Exercise task =
Every line that holds the string "Invoice" is to be identified and copied.

Stored entries

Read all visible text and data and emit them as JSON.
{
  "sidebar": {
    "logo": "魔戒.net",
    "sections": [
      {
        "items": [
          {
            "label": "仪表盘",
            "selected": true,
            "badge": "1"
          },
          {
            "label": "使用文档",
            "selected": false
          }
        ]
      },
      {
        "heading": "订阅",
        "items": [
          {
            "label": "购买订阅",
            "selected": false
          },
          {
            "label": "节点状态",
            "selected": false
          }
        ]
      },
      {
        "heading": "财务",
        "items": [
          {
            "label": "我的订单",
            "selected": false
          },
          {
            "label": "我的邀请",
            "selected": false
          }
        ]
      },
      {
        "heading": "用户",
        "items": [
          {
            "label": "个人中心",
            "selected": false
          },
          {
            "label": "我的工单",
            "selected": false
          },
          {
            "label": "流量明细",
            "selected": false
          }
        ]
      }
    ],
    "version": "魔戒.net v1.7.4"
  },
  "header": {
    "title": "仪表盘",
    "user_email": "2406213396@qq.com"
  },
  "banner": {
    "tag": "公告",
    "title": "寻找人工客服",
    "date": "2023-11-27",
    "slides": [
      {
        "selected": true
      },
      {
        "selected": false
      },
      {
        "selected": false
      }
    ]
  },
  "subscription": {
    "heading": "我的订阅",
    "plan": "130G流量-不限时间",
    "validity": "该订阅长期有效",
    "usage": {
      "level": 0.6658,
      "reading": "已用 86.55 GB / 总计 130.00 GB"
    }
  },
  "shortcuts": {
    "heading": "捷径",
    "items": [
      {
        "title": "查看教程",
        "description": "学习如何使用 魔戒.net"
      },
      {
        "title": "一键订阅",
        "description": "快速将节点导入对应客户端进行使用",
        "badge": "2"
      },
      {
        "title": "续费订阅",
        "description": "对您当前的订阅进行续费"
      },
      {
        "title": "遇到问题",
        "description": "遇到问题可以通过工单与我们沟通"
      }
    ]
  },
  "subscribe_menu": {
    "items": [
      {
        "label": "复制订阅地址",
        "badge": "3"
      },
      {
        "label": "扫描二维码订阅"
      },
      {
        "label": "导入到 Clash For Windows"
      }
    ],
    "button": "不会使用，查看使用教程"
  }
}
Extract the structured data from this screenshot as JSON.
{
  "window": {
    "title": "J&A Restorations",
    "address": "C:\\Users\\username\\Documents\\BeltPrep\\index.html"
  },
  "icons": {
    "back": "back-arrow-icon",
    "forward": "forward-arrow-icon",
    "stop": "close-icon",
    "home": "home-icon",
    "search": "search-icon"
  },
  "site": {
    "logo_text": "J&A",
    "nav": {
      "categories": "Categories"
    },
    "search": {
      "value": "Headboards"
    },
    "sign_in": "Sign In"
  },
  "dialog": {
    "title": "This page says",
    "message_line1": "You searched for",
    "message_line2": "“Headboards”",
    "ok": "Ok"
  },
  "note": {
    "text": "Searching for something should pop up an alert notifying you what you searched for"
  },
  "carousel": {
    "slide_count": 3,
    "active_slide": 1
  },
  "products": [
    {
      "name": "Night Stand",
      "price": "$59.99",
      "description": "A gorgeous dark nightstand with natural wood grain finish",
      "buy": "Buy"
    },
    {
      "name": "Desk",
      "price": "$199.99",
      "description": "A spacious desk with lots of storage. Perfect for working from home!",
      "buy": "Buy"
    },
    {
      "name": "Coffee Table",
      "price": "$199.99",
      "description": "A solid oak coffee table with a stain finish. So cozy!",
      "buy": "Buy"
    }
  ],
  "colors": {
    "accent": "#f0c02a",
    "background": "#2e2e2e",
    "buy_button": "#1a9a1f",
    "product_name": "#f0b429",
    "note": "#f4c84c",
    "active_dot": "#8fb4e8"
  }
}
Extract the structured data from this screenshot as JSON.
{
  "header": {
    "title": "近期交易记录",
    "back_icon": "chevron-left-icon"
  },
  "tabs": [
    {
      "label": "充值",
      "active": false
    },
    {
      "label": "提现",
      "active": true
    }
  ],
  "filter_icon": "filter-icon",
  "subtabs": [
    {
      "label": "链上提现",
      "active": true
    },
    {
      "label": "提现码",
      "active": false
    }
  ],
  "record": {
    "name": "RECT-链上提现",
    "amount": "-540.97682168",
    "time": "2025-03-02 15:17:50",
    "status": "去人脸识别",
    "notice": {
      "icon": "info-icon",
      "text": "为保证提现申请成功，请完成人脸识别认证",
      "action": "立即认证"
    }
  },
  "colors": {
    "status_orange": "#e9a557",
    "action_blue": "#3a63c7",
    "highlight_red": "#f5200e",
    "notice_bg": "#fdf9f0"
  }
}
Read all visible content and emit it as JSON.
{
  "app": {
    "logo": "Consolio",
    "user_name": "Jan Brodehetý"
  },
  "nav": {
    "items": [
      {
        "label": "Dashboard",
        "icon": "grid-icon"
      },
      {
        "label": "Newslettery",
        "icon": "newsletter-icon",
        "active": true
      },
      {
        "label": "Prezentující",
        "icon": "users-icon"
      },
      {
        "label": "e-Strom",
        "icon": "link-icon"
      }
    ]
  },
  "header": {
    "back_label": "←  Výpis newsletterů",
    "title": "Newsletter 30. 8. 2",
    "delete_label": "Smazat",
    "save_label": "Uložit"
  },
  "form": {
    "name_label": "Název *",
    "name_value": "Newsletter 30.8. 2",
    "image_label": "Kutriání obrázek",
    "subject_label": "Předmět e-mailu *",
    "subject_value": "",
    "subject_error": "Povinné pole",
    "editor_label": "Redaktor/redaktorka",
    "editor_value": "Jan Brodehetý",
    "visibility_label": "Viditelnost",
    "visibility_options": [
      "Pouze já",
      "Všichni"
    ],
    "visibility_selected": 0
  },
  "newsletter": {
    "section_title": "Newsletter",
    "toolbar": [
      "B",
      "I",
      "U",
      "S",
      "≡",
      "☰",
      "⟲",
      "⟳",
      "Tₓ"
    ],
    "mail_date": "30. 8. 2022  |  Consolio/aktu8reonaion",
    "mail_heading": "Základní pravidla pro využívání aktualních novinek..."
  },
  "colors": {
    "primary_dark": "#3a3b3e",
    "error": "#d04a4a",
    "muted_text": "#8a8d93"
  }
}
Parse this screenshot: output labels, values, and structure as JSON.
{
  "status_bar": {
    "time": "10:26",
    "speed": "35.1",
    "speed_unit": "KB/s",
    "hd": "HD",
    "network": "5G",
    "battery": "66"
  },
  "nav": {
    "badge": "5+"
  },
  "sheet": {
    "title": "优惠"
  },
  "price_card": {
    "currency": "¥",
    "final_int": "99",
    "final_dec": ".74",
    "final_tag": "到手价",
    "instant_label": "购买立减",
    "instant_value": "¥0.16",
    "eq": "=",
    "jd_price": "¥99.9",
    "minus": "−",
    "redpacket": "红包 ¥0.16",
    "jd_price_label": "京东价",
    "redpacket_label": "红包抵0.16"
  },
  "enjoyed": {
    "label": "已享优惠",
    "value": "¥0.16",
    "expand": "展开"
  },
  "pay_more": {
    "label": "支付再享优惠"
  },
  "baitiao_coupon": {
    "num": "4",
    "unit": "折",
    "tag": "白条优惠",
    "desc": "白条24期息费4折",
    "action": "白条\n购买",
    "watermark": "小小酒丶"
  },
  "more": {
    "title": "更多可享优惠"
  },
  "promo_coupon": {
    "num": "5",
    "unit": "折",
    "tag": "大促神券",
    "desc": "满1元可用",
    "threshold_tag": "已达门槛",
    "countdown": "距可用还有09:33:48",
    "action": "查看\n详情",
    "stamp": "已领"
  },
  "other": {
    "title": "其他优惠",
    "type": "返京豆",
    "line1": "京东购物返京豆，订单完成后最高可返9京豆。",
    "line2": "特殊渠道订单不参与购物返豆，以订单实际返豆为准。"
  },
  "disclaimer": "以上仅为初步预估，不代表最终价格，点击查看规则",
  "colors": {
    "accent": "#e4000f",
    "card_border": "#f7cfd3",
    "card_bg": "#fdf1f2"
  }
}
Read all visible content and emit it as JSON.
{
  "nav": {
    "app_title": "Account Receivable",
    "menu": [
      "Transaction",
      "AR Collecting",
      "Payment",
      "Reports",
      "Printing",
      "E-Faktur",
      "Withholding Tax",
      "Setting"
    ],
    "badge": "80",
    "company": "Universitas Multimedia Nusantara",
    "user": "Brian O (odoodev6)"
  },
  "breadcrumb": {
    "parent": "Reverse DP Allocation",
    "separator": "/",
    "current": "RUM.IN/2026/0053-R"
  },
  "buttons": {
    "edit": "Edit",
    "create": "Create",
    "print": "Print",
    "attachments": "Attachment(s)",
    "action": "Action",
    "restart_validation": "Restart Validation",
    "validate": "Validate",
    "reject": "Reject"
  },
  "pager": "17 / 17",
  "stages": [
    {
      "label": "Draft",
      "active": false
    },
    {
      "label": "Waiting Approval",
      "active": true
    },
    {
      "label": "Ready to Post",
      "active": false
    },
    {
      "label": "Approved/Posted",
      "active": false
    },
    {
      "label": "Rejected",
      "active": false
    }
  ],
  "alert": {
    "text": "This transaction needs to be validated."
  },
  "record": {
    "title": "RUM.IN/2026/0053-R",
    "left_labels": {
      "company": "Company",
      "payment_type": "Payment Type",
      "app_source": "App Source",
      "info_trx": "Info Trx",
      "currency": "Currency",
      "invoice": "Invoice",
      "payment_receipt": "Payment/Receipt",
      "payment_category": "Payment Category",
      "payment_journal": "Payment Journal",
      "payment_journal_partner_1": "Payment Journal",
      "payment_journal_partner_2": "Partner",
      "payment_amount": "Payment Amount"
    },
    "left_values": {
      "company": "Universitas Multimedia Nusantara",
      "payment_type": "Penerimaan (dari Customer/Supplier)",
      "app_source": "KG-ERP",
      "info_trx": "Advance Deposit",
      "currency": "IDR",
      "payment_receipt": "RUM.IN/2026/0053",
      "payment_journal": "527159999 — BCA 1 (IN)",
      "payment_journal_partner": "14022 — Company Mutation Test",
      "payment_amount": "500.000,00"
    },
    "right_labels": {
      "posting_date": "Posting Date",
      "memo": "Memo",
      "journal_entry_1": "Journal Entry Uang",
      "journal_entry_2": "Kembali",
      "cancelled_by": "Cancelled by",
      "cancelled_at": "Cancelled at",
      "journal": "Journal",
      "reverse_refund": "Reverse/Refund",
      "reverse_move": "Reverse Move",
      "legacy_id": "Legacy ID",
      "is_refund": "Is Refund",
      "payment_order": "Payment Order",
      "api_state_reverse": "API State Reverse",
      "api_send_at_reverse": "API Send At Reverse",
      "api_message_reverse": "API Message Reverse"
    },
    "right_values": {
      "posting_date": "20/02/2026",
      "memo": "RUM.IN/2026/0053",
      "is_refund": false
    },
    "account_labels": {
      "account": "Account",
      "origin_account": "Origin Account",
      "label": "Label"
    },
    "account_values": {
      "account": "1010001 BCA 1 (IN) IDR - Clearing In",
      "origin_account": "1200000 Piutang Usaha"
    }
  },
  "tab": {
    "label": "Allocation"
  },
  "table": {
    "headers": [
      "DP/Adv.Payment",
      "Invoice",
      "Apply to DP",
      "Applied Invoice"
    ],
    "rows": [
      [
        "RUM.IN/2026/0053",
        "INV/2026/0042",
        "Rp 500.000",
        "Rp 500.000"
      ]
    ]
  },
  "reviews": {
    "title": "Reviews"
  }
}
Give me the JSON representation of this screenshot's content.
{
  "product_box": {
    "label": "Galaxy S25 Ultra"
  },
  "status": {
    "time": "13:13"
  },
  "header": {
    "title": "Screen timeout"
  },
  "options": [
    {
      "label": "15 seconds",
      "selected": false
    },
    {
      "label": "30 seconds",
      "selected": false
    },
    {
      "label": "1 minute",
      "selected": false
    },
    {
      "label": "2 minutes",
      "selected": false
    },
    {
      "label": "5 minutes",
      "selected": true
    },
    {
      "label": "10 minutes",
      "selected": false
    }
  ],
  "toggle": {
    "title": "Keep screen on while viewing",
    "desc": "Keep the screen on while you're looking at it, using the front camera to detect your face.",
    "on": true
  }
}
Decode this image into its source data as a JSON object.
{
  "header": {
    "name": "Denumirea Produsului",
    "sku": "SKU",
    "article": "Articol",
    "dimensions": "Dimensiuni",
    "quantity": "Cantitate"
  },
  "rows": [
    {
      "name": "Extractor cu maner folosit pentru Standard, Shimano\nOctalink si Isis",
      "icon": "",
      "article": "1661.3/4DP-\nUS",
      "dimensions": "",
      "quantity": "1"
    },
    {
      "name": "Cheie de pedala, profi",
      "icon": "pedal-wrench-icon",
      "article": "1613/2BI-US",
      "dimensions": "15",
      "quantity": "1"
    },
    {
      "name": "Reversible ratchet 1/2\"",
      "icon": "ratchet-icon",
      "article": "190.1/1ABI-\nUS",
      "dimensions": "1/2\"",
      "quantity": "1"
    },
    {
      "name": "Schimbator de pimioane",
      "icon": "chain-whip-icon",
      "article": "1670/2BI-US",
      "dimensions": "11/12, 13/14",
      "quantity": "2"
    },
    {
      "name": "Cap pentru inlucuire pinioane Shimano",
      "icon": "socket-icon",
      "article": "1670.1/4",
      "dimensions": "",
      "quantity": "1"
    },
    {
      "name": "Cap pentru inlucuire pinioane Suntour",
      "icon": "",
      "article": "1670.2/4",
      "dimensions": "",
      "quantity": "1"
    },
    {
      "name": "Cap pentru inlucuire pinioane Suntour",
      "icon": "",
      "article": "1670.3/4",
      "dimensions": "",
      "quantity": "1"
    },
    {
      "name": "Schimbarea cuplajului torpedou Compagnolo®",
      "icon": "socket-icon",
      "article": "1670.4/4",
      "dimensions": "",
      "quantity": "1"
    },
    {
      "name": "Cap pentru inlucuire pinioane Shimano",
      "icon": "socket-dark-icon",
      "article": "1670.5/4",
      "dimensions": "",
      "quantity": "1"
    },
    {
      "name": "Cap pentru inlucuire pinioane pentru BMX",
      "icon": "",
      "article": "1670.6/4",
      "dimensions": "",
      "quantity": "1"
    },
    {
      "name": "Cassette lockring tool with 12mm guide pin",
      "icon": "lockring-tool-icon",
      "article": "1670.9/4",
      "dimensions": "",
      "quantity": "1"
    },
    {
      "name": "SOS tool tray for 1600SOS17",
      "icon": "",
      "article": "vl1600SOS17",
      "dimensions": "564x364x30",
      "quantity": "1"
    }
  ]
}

Expected answer =
      "invoice": "Invoice",
      "Invoice",
      "Applied Invoice"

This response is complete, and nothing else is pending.